**Exercise goal**
Repeat each entry in full, exactly.

**The input**
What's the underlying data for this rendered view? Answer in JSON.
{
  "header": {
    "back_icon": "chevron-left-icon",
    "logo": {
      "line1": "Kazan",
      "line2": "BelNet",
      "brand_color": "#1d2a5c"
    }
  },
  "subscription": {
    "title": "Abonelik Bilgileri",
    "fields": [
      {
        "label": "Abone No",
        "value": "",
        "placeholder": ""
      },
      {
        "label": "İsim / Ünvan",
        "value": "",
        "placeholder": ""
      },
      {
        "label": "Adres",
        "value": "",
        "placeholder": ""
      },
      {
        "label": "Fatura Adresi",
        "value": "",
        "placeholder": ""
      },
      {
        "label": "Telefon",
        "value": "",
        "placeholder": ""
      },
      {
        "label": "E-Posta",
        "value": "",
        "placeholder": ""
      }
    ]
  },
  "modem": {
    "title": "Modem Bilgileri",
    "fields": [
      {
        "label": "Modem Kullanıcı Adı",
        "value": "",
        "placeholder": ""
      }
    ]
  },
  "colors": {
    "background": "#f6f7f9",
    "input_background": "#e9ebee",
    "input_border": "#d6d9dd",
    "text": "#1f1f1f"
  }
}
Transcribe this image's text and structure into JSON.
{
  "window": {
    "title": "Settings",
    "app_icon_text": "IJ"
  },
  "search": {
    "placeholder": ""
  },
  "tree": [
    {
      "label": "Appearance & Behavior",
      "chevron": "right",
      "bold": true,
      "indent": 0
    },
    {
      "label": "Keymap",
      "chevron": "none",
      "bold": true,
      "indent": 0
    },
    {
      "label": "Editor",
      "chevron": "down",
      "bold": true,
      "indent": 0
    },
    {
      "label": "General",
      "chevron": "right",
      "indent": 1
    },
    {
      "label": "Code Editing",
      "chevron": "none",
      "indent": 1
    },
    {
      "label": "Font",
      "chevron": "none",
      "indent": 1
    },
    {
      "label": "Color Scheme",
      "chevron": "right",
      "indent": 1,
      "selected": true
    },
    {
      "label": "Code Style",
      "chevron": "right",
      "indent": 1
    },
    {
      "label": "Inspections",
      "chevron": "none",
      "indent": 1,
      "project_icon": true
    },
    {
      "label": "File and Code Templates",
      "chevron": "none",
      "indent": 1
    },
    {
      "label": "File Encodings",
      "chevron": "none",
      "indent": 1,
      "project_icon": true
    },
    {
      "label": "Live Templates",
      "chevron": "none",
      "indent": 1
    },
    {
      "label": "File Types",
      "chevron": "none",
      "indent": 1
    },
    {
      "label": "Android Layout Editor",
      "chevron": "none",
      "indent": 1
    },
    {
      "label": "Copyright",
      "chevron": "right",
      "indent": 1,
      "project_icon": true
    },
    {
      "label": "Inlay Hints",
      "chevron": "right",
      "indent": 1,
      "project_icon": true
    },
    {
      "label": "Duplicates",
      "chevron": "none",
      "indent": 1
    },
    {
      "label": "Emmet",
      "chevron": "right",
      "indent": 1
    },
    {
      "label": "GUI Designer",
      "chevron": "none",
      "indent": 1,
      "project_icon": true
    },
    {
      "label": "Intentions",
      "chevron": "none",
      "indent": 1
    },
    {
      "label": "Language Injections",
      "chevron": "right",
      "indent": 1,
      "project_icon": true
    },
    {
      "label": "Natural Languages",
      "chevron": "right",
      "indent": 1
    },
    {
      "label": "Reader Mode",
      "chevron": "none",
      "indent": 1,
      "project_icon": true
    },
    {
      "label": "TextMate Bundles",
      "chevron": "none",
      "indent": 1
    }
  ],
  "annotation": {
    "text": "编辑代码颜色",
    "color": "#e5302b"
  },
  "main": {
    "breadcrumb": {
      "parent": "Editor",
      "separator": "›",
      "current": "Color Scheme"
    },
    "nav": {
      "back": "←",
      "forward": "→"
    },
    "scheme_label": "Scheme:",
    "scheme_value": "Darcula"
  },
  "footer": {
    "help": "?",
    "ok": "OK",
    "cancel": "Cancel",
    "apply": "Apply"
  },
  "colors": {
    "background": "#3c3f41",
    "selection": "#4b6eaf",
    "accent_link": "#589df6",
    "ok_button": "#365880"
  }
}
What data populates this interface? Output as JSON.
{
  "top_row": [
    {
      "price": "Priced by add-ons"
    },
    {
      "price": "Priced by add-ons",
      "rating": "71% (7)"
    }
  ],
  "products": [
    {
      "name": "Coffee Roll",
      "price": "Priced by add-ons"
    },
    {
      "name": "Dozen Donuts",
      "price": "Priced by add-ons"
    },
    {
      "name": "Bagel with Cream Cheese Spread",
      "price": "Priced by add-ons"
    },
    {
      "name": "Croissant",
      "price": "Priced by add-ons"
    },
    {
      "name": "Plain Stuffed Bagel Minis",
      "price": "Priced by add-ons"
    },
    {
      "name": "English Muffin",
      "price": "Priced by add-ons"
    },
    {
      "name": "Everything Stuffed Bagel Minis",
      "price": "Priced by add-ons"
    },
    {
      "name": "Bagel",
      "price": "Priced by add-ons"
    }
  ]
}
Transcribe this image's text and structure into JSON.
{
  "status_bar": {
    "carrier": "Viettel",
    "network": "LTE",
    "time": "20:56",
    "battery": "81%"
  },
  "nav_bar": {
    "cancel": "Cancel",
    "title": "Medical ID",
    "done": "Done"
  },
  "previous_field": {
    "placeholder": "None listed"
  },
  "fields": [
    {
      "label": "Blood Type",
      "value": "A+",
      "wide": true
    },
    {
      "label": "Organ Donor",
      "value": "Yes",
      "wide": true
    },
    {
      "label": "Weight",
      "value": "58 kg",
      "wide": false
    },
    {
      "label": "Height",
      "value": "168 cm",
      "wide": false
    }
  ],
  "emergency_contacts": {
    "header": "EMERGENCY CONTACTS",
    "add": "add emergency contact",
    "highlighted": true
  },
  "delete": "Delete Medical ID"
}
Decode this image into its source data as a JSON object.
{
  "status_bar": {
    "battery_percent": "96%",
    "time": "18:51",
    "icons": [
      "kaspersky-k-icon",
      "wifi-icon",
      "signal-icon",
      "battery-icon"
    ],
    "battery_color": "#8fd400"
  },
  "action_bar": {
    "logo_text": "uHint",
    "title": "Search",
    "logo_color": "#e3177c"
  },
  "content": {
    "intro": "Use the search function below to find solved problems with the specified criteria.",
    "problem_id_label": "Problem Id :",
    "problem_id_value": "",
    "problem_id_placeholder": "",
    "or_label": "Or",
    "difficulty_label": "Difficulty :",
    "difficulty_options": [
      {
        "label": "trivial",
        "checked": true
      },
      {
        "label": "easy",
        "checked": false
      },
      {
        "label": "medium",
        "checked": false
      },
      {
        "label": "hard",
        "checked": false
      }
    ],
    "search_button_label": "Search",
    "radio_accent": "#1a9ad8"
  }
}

**The answer**
What's the underlying data for this rendered view? Answer in JSON.
{
  "header": {
    "back_icon": "chevron-left-icon",
    "logo": {
      "line1": "Kazan",
      "line2": "BelNet",
      "brand_color": "#1d2a5c"
    }
  },
  "subscription": {
    "title": "Abonelik Bilgileri",
    "fields": [
      {
        "label": "Abone No",
        "value": "",
        "placeholder": ""
      },
      {
        "label": "İsim / Ünvan",
        "value": "",
        "placeholder": ""
      },
      {
        "label": "Adres",
        "value": "",
        "placeholder": ""
      },
      {
        "label": "Fatura Adresi",
        "value": "",
        "placeholder": ""
      },
      {
        "label": "Telefon",
        "value": "",
        "placeholder": ""
      },
      {
        "label": "E-Posta",
        "value": "",
        "placeholder": ""
      }
    ]
  },
  "modem": {
    "title": "Modem Bilgileri",
    "fields": [
      {
        "label": "Modem Kullanıcı Adı",
        "value": "",
        "placeholder": ""
      }
    ]
  },
  "colors": {
    "background": "#f6f7f9",
    "input_background": "#e9ebee",
    "input_border": "#d6d9dd",
    "text": "#1f1f1f"
  }
}
Transcribe this image's text and structure into JSON.
{
  "window": {
    "title": "Settings",
    "app_icon_text": "IJ"
  },
  "search": {
    "placeholder": ""
  },
  "tree": [
    {
      "label": "Appearance & Behavior",
      "chevron": "right",
      "bold": true,
      "indent": 0
    },
    {
      "label": "Keymap",
      "chevron": "none",
      "bold": true,
      "indent": 0
    },
    {
      "label": "Editor",
      "chevron": "down",
      "bold": true,
      "indent": 0
    },
    {
      "label": "General",
      "chevron": "right",
      "indent": 1
    },
    {
      "label": "Code Editing",
      "chevron": "none",
      "indent": 1
    },
    {
      "label": "Font",
      "chevron": "none",
      "indent": 1
    },
    {
      "label": "Color Scheme",
      "chevron": "right",
      "indent": 1,
      "selected": true
    },
    {
      "label": "Code Style",
      "chevron": "right",
      "indent": 1
    },
    {
      "label": "Inspections",
      "chevron": "none",
      "indent": 1,
      "project_icon": true
    },
    {
      "label": "File and Code Templates",
      "chevron": "none",
      "indent": 1
    },
    {
      "label": "File Encodings",
      "chevron": "none",
      "indent": 1,
      "project_icon": true
    },
    {
      "label": "Live Templates",
      "chevron": "none",
      "indent": 1
    },
    {
      "label": "File Types",
      "chevron": "none",
      "indent": 1
    },
    {
      "label": "Android Layout Editor",
      "chevron": "none",
      "indent": 1
    },
    {
      "label": "Copyright",
      "chevron": "right",
      "indent": 1,
      "project_icon": true
    },
    {
      "label": "Inlay Hints",
      "chevron": "right",
      "indent": 1,
      "project_icon": true
    },
    {
      "label": "Duplicates",
      "chevron": "none",
      "indent": 1
    },
    {
      "label": "Emmet",
      "chevron": "right",
      "indent": 1
    },
    {
      "label": "GUI Designer",
      "chevron": "none",
      "indent": 1,
      "project_icon": true
    },
    {
      "label": "Intentions",
      "chevron": "none",
      "indent": 1
    },
    {
      "label": "Language Injections",
      "chevron": "right",
      "indent": 1,
      "project_icon": true
    },
    {
      "label": "Natural Languages",
      "chevron": "right",
      "indent": 1
    },
    {
      "label": "Reader Mode",
      "chevron": "none",
      "indent": 1,
      "project_icon": true
    },
    {
      "label": "TextMate Bundles",
      "chevron": "none",
      "indent": 1
    }
  ],
  "annotation": {
    "text": "编辑代码颜色",
    "color": "#e5302b"
  },
  "main": {
    "breadcrumb": {
      "parent": "Editor",
      "separator": "›",
      "current": "Color Scheme"
    },
    "nav": {
      "back": "←",
      "forward": "→"
    },
    "scheme_label": "Scheme:",
    "scheme_value": "Darcula"
  },
  "footer": {
    "help": "?",
    "ok": "OK",
    "cancel": "Cancel",
    "apply": "Apply"
  },
  "colors": {
    "background": "#3c3f41",
    "selection": "#4b6eaf",
    "accent_link": "#589df6",
    "ok_button": "#365880"
  }
}
What data populates this interface? Output as JSON.
{
  "top_row": [
    {
      "price": "Priced by add-ons"
    },
    {
      "price": "Priced by add-ons",
      "rating": "71% (7)"
    }
  ],
  "products": [
    {
      "name": "Coffee Roll",
      "price": "Priced by add-ons"
    },
    {
      "name": "Dozen Donuts",
      "price": "Priced by add-ons"
    },
    {
      "name": "Bagel with Cream Cheese Spread",
      "price": "Priced by add-ons"
    },
    {
      "name": "Croissant",
      "price": "Priced by add-ons"
    },
    {
      "name": "Plain Stuffed Bagel Minis",
      "price": "Priced by add-ons"
    },
    {
      "name": "English Muffin",
      "price": "Priced by add-ons"
    },
    {
      "name": "Everything Stuffed Bagel Minis",
      "price": "Priced by add-ons"
    },
    {
      "name": "Bagel",
      "price": "Priced by add-ons"
    }
  ]
}
Transcribe this image's text and structure into JSON.
{
  "status_bar": {
    "carrier": "Viettel",
    "network": "LTE",
    "time": "20:56",
    "battery": "81%"
  },
  "nav_bar": {
    "cancel": "Cancel",
    "title": "Medical ID",
    "done": "Done"
  },
  "previous_field": {
    "placeholder": "None listed"
  },
  "fields": [
    {
      "label": "Blood Type",
      "value": "A+",
      "wide": true
    },
    {
      "label": "Organ Donor",
      "value": "Yes",
      "wide": true
    },
    {
      "label": "Weight",
      "value": "58 kg",
      "wide": false
    },
    {
      "label": "Height",
      "value": "168 cm",
      "wide": false
    }
  ],
  "emergency_contacts": {
    "header": "EMERGENCY CONTACTS",
    "add": "add emergency contact",
    "highlighted": true
  },
  "delete": "Delete Medical ID"
}
Decode this image into its source data as a JSON object.
{
  "status_bar": {
    "battery_percent": "96%",
    "time": "18:51",
    "icons": [
      "kaspersky-k-icon",
      "wifi-icon",
      "signal-icon",
      "battery-icon"
    ],
    "battery_color": "#8fd400"
  },
  "action_bar": {
    "logo_text": "uHint",
    "title": "Search",
    "logo_color": "#e3177c"
  },
  "content": {
    "intro": "Use the search function below to find solved problems with the specified criteria.",
    "problem_id_label": "Problem Id :",
    "problem_id_value": "",
    "problem_id_placeholder": "",
    "or_label": "Or",
    "difficulty_label": "Difficulty :",
    "difficulty_options": [
      {
        "label": "trivial",
        "checked": true
      },
      {
        "label": "easy",
        "checked": false
      },
      {
        "label": "medium",
        "checked": false
      },
      {
        "label": "hard",
        "checked": false
      }
    ],
    "search_button_label": "Search",
    "radio_accent": "#1a9ad8"
  }
}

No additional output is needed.